- **Task brief**
Omit all pictures and give the records below again exactly as written.
— START OF Task data —
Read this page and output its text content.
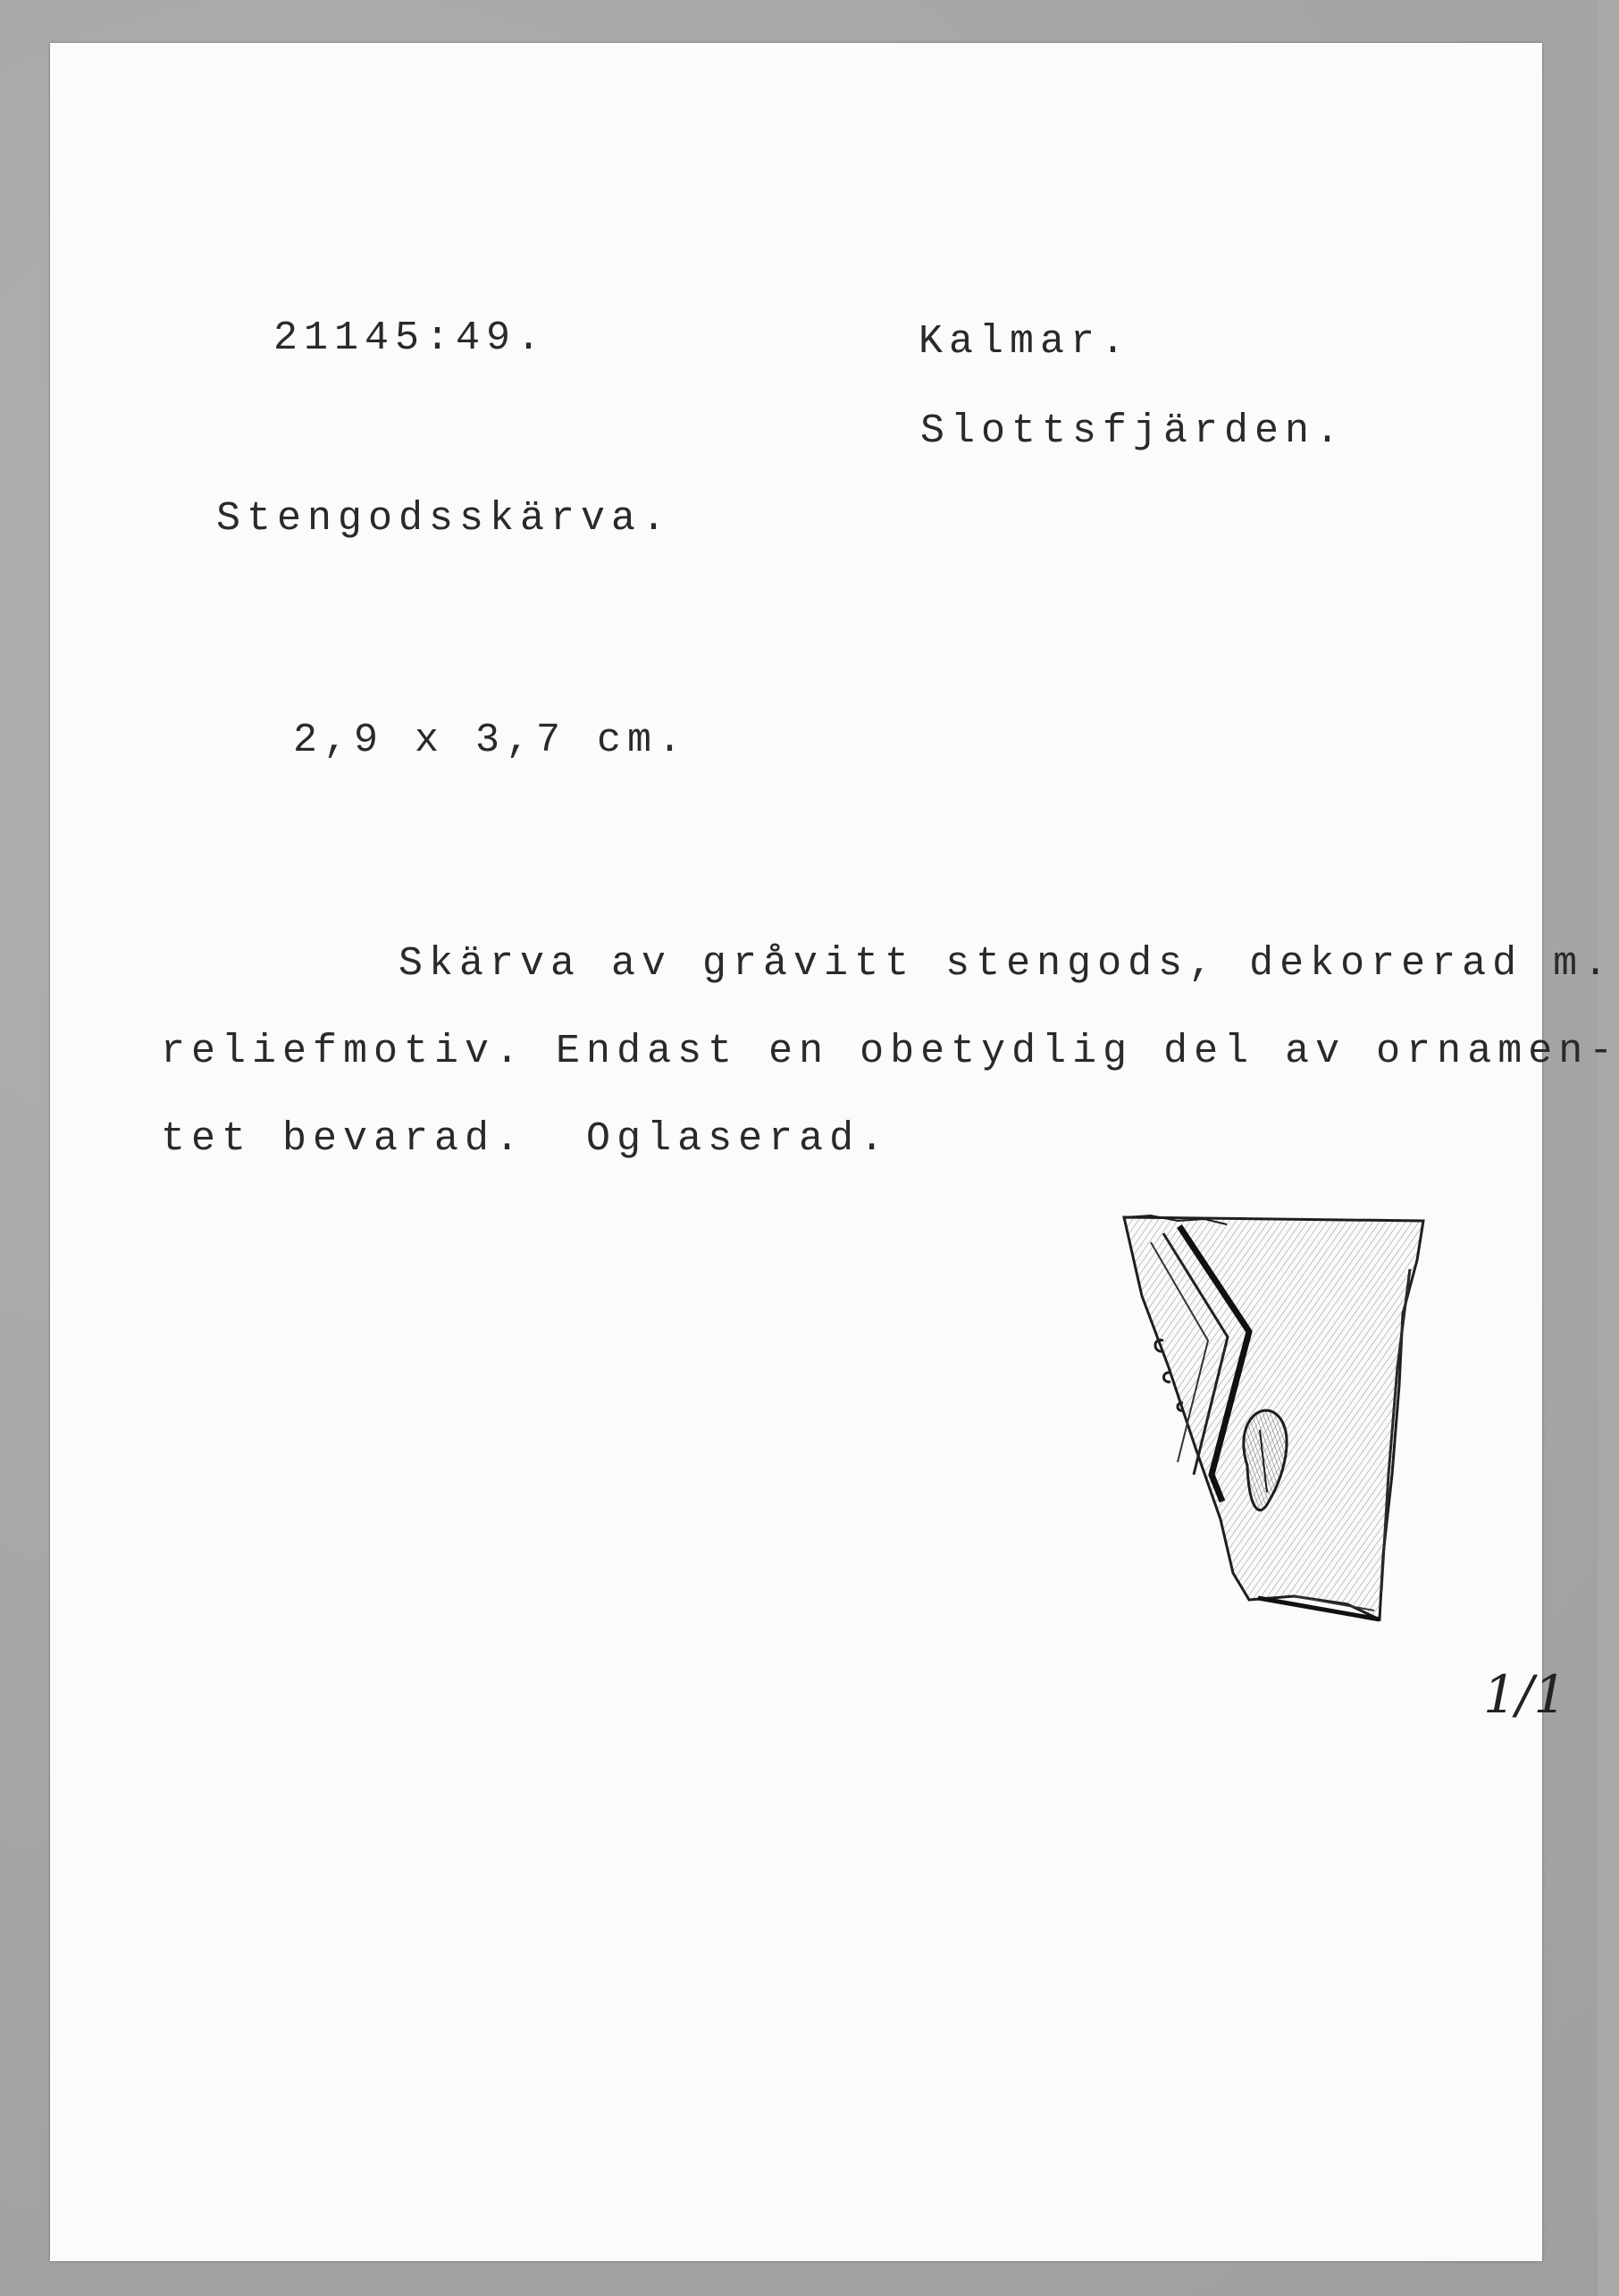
21145:49.	Kalmar.
Slottsfjärden.
Stengodsskärva.
2,9 x 3,7 cm.
Skärva av gråvitt stengods, dekorerad m.
reliefmotiv. Endast en obetydlig del av ornamen-
tet bevarad.  Oglaserad.
1/1
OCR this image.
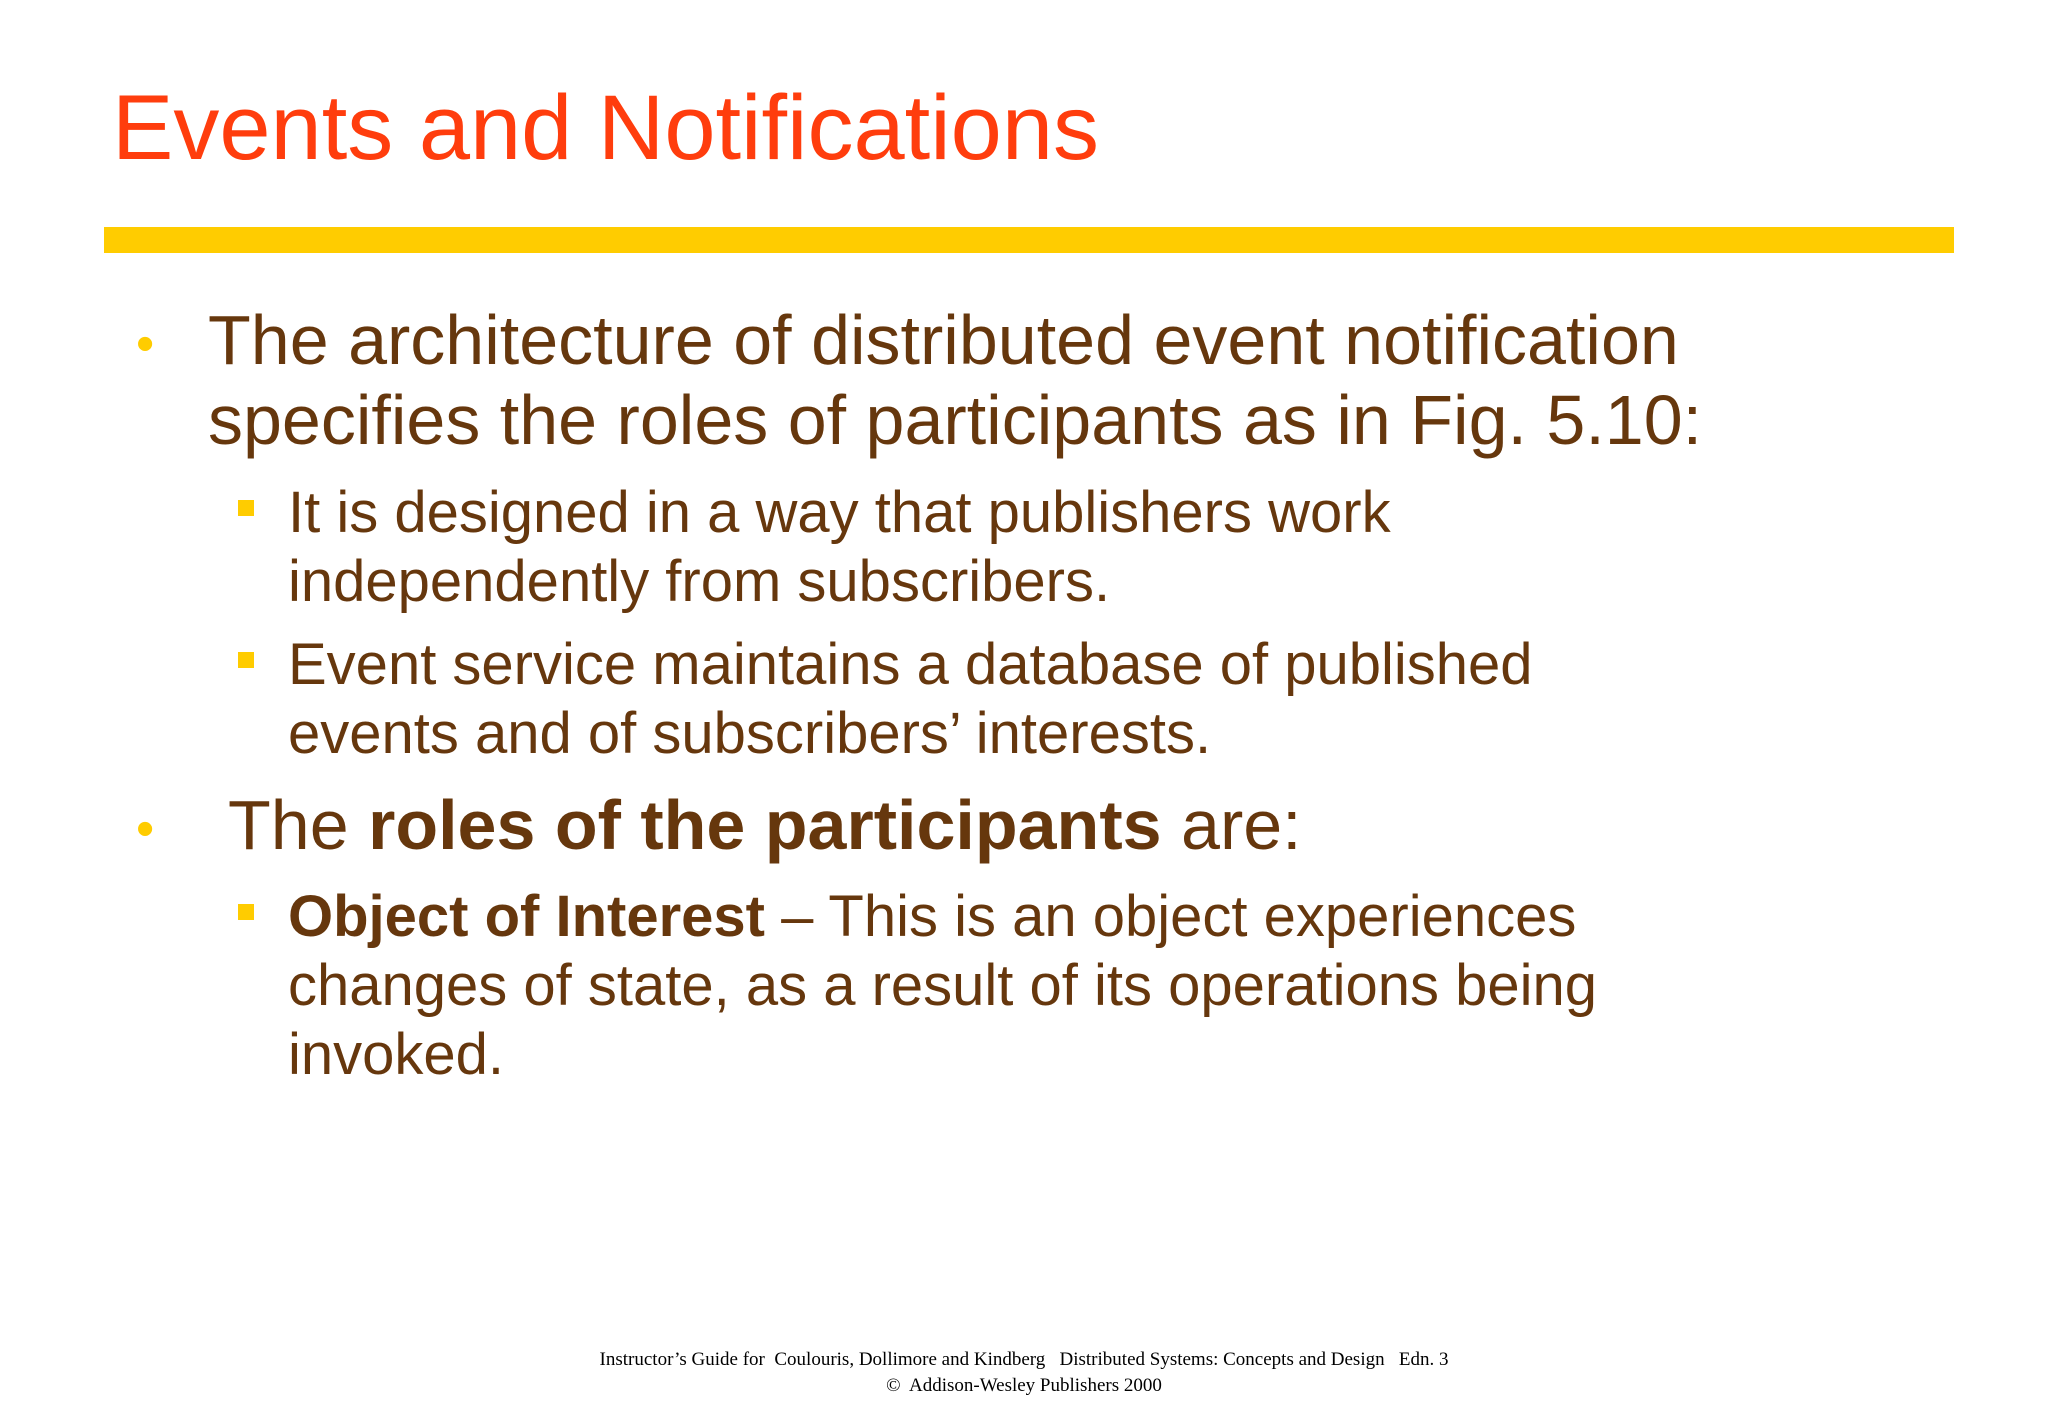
Events and Notifications
• The architecture of distributed event notification
specifies the roles of participants as in Fig. 5.10:
It is designed in a way that publishers work
independently from subscribers.
Event service maintains a database of published
events and of subscribers’ interests.
• The roles of the participants are:
Object of Interest – This is an object experiences
changes of state, as a result of its operations being
invoked.
Instructor’s Guide for  Coulouris, Dollimore and Kindberg   Distributed Systems: Concepts and Design   Edn. 3
©  Addison-Wesley Publishers 2000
— END OF Task data —
- **Solution to this exercise**
Read this page and output its text content.
21145:49.	Kalmar.
Slottsfjärden.
Stengodsskärva.
2,9 x 3,7 cm.
Skärva av gråvitt stengods, dekorerad m.
reliefmotiv. Endast en obetydlig del av ornamen-
tet bevarad.  Oglaserad.
1/1
OCR this image.
Events and Notifications
• The architecture of distributed event notification
specifies the roles of participants as in Fig. 5.10:
It is designed in a way that publishers work
independently from subscribers.
Event service maintains a database of published
events and of subscribers’ interests.
• The roles of the participants are:
Object of Interest – This is an object experiences
changes of state, as a result of its operations being
invoked.
Instructor’s Guide for  Coulouris, Dollimore and Kindberg   Distributed Systems: Concepts and Design   Edn. 3
©  Addison-Wesley Publishers 2000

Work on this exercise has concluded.